What is required:
Find every line in the records that holds the string "Settlement". Copy each one.

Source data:
====================

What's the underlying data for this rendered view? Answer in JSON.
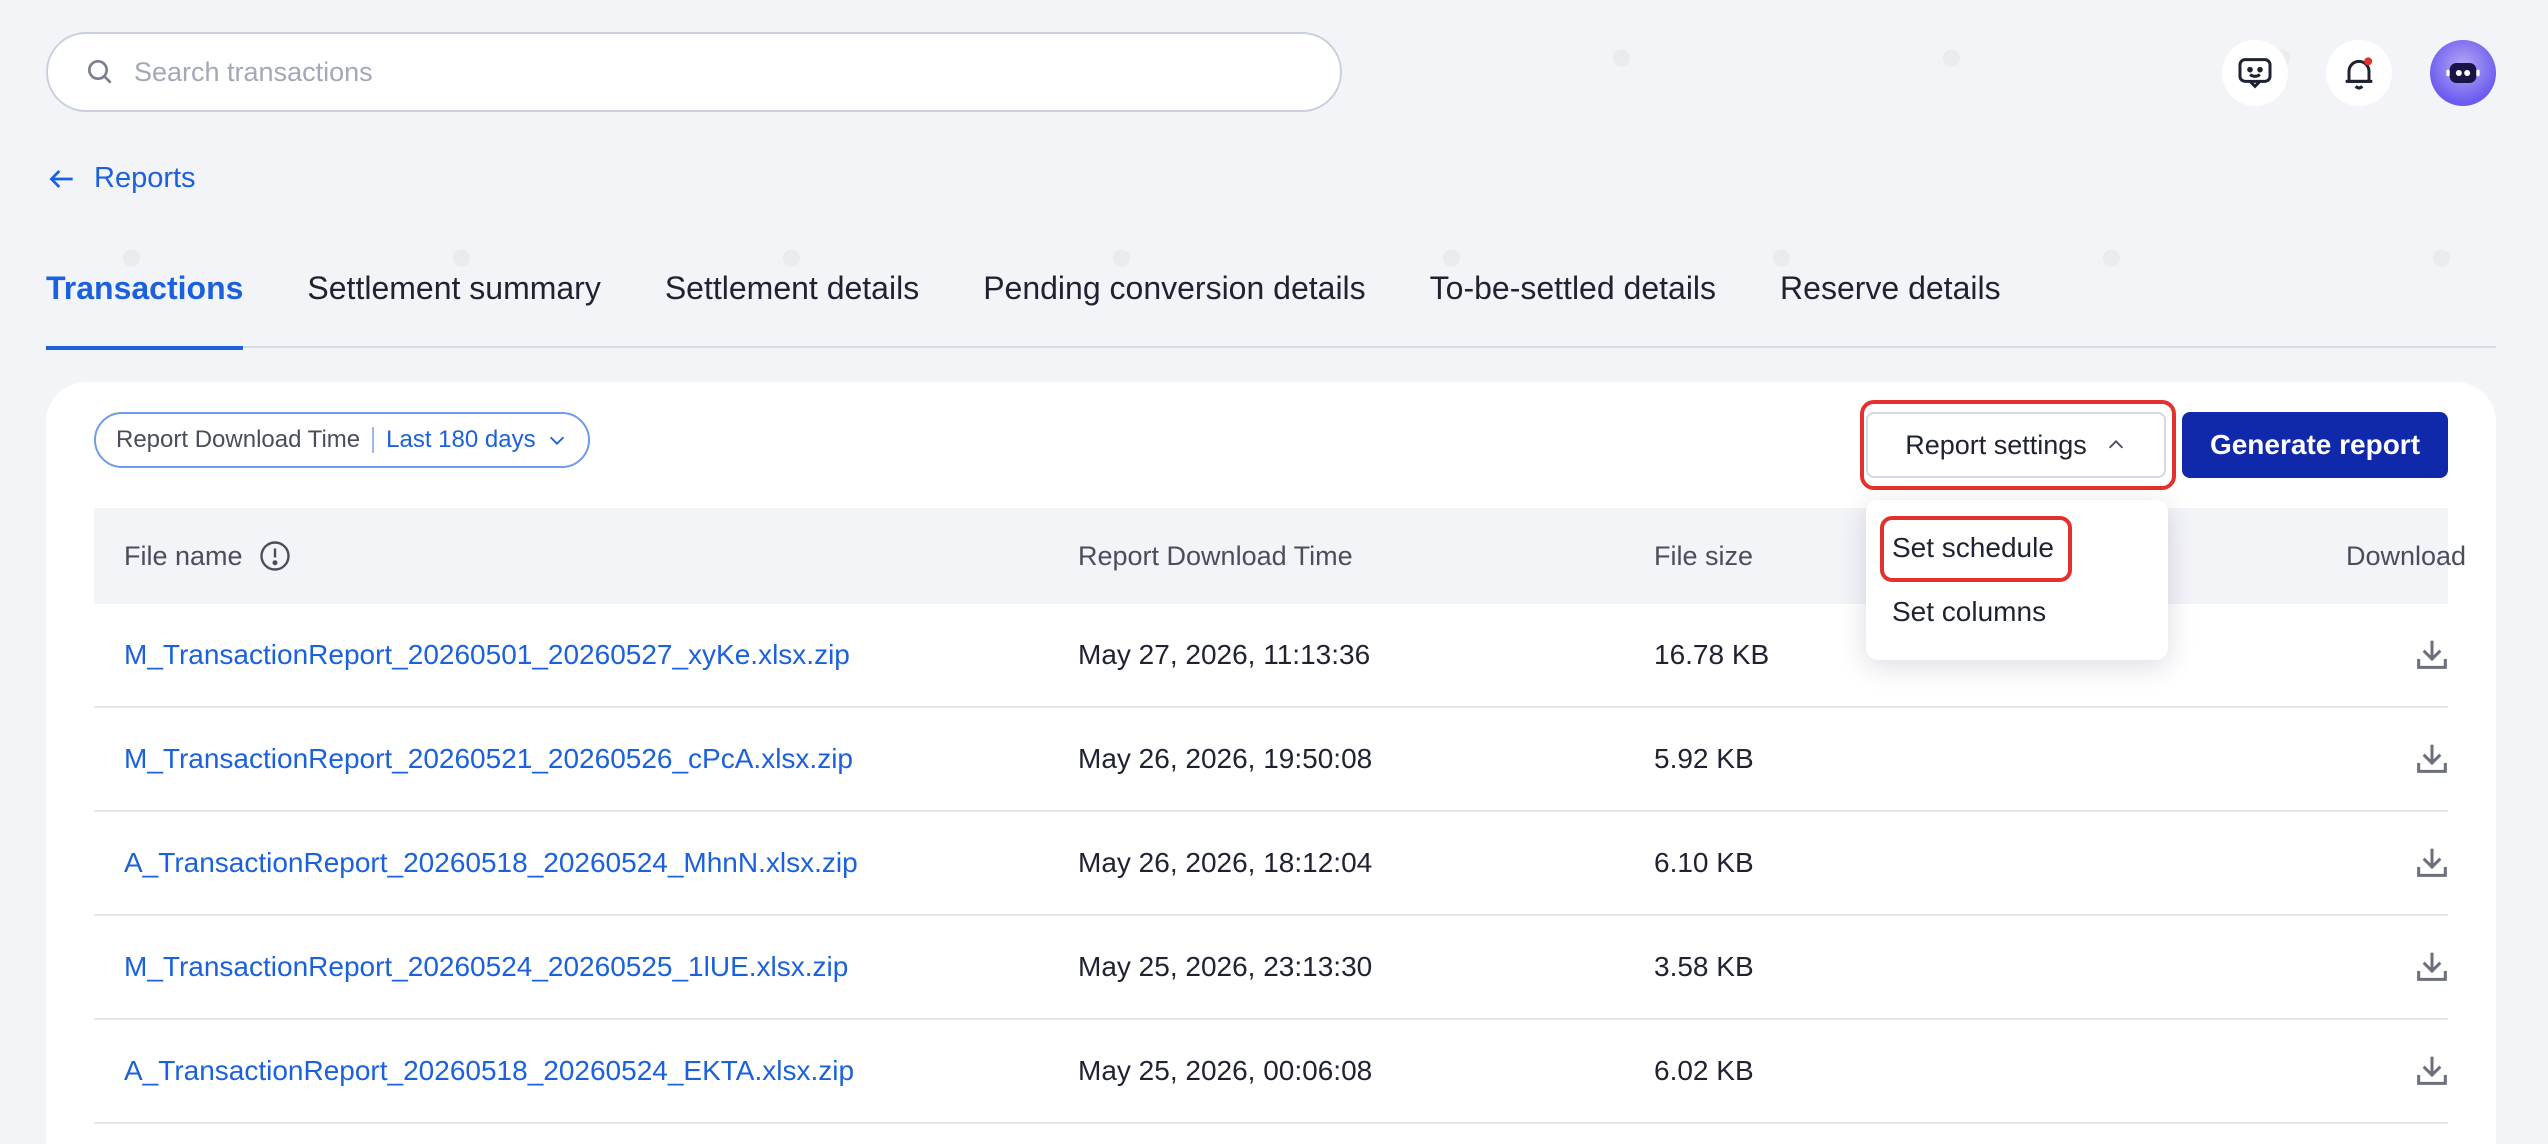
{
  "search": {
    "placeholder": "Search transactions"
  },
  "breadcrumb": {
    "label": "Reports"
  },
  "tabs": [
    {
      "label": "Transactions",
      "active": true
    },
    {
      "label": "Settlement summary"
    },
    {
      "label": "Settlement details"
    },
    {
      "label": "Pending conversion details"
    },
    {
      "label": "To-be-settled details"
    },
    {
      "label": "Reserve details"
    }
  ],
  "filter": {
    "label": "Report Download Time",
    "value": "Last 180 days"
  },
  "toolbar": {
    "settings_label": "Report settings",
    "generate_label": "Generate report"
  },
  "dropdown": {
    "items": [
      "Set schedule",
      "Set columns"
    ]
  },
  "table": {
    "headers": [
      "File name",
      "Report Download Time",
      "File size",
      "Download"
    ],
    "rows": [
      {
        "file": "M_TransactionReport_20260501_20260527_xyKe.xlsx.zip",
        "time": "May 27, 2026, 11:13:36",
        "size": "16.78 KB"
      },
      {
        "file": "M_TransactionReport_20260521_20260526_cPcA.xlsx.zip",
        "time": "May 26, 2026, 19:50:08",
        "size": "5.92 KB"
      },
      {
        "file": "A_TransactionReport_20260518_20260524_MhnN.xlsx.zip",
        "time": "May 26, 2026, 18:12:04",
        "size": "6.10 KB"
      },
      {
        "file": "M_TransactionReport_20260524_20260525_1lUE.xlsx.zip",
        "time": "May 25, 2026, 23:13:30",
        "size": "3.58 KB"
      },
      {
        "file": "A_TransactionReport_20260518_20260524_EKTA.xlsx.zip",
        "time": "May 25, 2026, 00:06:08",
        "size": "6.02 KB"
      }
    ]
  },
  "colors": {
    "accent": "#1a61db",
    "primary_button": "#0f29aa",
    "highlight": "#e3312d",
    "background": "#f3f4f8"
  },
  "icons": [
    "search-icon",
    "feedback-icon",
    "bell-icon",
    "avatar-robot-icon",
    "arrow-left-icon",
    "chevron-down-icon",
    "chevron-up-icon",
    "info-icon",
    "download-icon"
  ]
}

====================

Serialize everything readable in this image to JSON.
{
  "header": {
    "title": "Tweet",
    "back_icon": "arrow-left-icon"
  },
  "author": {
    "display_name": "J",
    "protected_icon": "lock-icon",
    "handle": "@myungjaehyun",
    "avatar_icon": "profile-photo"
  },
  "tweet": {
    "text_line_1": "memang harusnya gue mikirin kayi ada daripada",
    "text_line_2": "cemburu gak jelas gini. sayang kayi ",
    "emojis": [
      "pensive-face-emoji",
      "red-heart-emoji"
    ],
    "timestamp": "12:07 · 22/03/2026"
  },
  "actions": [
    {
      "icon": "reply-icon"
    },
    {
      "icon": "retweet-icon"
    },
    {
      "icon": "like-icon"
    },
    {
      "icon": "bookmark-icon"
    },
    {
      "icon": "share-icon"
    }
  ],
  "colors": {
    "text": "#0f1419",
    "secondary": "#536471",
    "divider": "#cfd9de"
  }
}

====================

Output below:
      "label": "Settlement summary"
      "label": "Settlement details"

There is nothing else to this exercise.